GIVEN INSTRUCTION
Copy each line that contains the string "Låginkomsttagare".

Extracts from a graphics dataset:
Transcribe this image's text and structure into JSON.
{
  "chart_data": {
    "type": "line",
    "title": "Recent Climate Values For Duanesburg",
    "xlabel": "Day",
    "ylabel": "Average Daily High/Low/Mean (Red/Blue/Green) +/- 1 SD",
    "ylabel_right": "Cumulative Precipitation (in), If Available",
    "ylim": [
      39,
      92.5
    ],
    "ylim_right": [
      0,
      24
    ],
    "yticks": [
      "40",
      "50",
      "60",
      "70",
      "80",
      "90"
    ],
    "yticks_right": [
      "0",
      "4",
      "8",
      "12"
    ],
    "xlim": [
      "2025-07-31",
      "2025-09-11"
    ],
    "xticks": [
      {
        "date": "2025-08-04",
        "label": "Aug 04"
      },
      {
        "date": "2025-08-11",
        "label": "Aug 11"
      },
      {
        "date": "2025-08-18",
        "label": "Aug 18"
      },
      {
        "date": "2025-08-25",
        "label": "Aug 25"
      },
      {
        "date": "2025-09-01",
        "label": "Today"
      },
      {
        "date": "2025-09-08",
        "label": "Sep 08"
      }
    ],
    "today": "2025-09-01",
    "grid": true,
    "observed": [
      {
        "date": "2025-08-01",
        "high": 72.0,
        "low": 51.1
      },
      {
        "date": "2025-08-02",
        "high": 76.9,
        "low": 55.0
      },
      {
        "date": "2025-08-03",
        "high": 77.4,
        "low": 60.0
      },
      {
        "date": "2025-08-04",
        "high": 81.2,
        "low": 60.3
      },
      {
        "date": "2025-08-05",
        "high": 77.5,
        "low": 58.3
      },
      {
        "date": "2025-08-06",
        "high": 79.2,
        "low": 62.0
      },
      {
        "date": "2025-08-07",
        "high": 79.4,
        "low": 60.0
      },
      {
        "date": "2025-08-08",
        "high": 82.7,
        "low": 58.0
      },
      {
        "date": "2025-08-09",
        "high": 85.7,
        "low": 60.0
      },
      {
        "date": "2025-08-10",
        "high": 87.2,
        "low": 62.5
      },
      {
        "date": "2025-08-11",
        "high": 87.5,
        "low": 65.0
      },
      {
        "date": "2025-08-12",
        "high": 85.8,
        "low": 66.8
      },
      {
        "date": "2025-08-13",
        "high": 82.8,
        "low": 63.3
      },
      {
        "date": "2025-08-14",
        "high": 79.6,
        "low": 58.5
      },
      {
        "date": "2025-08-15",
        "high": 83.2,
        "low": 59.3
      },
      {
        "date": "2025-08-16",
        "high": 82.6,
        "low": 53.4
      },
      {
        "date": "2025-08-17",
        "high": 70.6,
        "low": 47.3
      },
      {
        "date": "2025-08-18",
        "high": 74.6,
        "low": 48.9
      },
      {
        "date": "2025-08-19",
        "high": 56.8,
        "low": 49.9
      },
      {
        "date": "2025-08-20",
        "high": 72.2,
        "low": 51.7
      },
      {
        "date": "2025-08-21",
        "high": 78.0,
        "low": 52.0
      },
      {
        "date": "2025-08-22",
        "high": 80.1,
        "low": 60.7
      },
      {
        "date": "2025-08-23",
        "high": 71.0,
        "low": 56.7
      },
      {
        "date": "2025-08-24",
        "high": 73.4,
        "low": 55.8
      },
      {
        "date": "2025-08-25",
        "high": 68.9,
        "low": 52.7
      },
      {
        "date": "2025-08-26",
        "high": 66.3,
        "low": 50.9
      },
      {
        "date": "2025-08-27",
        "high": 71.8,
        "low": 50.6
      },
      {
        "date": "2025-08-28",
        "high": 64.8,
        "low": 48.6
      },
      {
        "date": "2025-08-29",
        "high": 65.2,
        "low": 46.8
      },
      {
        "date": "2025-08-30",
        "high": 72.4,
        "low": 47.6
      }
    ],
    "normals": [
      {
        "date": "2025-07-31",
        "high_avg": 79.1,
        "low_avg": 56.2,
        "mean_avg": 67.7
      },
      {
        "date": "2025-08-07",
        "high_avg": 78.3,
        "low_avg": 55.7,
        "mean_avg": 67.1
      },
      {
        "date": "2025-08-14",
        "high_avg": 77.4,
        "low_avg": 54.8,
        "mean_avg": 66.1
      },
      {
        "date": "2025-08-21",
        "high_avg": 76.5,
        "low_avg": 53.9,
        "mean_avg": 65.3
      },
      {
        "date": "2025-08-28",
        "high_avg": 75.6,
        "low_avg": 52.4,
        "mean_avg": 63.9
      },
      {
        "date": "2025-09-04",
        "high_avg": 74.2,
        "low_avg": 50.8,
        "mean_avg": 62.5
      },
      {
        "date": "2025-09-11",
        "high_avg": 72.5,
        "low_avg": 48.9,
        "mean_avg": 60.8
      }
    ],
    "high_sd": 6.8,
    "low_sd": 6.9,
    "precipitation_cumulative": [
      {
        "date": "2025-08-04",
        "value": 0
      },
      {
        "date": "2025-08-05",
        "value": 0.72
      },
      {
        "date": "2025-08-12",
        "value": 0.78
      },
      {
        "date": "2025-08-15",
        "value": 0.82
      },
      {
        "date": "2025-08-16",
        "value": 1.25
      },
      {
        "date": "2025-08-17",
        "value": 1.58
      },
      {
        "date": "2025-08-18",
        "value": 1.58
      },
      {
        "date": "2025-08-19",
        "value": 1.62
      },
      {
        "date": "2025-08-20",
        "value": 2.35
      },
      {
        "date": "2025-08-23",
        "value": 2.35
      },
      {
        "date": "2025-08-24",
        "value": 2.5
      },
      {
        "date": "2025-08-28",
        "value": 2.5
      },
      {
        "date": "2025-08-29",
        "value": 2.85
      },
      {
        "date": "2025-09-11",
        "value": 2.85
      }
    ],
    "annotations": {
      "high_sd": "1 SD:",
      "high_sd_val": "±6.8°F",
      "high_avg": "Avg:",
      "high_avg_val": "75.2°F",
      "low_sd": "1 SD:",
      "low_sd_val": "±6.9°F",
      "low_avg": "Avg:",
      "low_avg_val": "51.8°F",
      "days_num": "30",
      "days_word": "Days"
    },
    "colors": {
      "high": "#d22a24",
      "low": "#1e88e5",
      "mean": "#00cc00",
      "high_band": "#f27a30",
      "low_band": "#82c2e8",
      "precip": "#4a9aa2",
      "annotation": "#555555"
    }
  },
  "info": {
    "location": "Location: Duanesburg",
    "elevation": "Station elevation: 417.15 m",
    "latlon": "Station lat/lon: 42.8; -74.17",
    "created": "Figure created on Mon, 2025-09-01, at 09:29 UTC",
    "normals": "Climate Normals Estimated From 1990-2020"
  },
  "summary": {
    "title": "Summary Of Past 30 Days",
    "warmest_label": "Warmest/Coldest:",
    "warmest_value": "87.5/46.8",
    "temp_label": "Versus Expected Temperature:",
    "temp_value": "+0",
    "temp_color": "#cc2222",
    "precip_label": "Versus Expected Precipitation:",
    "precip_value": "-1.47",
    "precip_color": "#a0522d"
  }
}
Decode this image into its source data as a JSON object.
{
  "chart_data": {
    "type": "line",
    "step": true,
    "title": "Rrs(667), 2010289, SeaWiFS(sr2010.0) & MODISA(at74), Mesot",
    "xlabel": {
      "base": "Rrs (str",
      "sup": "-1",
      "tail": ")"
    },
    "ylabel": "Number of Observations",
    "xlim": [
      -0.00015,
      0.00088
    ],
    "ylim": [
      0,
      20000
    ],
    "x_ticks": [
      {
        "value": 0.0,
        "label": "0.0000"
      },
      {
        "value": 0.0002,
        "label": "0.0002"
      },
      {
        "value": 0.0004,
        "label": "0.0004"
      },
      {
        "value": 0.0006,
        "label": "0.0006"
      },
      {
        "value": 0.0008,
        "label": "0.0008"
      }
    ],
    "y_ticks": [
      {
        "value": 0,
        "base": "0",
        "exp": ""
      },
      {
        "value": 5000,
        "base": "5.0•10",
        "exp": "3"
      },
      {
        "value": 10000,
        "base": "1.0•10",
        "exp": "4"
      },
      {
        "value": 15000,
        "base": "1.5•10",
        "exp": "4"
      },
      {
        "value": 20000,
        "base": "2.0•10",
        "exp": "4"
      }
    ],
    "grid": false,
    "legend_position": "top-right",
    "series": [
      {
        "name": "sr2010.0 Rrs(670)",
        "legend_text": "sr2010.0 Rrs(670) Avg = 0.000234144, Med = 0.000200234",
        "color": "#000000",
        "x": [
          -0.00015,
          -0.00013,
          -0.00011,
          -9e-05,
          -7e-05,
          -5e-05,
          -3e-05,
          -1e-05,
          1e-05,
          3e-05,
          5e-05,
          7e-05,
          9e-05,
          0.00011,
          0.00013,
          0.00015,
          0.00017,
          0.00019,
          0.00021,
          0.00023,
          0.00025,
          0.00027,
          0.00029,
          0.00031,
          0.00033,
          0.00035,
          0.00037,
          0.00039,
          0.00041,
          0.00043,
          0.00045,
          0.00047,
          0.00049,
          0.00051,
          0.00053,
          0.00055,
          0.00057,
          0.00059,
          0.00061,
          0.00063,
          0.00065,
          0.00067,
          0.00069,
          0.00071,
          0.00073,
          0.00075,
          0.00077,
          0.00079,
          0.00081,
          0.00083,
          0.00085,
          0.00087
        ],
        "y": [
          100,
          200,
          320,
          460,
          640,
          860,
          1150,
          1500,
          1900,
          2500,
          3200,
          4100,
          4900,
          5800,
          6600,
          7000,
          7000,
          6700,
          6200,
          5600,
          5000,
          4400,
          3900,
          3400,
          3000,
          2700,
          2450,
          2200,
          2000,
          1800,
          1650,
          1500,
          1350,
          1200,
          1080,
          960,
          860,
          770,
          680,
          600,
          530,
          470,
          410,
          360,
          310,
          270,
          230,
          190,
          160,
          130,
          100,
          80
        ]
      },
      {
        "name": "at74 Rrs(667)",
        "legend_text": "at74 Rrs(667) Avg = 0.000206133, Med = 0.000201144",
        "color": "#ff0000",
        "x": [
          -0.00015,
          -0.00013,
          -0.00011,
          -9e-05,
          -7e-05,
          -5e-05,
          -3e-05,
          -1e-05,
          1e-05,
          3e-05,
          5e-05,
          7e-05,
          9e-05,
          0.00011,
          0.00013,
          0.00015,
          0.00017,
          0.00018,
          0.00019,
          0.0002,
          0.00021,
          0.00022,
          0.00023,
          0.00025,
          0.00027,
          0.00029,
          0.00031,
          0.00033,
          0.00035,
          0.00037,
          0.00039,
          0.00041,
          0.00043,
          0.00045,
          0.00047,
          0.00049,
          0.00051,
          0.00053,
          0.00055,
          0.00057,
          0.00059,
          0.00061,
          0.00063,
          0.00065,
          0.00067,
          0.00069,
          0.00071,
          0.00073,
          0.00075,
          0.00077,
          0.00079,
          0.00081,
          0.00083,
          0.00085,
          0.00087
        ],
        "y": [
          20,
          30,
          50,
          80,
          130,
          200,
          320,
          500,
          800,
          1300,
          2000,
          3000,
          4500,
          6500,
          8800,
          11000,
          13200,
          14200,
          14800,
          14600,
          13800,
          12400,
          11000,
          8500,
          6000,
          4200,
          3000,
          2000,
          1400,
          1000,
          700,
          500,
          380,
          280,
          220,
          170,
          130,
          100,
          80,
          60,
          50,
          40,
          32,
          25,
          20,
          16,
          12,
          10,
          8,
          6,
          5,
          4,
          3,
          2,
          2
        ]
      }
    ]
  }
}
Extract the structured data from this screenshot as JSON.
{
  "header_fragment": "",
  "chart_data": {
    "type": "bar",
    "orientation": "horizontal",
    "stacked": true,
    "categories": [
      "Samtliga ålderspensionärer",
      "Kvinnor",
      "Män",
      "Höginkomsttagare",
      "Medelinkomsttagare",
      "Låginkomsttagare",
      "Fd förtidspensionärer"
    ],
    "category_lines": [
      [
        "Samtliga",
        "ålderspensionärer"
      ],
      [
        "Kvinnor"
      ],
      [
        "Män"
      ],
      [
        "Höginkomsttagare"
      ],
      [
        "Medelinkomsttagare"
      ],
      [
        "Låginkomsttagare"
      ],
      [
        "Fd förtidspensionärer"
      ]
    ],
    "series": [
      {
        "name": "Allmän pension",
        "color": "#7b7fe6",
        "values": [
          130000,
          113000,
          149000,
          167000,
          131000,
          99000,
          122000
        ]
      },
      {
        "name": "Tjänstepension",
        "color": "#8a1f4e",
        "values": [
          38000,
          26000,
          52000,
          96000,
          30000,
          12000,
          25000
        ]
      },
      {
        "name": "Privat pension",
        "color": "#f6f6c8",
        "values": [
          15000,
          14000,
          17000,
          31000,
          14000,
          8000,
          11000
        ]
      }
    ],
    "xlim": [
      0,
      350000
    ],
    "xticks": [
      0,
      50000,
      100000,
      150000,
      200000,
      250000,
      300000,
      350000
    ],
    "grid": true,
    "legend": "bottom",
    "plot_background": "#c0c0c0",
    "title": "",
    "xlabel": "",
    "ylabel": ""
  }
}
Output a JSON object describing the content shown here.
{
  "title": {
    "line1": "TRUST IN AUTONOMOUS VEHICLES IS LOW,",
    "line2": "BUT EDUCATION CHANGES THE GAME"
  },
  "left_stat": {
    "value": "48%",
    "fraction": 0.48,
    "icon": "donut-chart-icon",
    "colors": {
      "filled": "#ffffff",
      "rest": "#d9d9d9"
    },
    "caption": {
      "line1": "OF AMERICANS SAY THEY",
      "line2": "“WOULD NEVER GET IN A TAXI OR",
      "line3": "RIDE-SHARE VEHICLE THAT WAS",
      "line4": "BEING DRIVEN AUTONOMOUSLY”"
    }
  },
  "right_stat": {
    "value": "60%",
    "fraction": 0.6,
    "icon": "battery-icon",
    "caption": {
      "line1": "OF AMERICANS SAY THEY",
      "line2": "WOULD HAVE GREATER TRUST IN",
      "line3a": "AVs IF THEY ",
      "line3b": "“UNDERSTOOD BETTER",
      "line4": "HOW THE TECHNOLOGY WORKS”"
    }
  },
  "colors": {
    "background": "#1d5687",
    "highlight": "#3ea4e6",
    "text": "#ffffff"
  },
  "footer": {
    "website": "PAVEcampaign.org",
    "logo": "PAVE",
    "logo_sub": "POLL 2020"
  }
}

SOLUTION FOR THIS PROBLEM
      "Låginkomsttagare",
        "Låginkomsttagare"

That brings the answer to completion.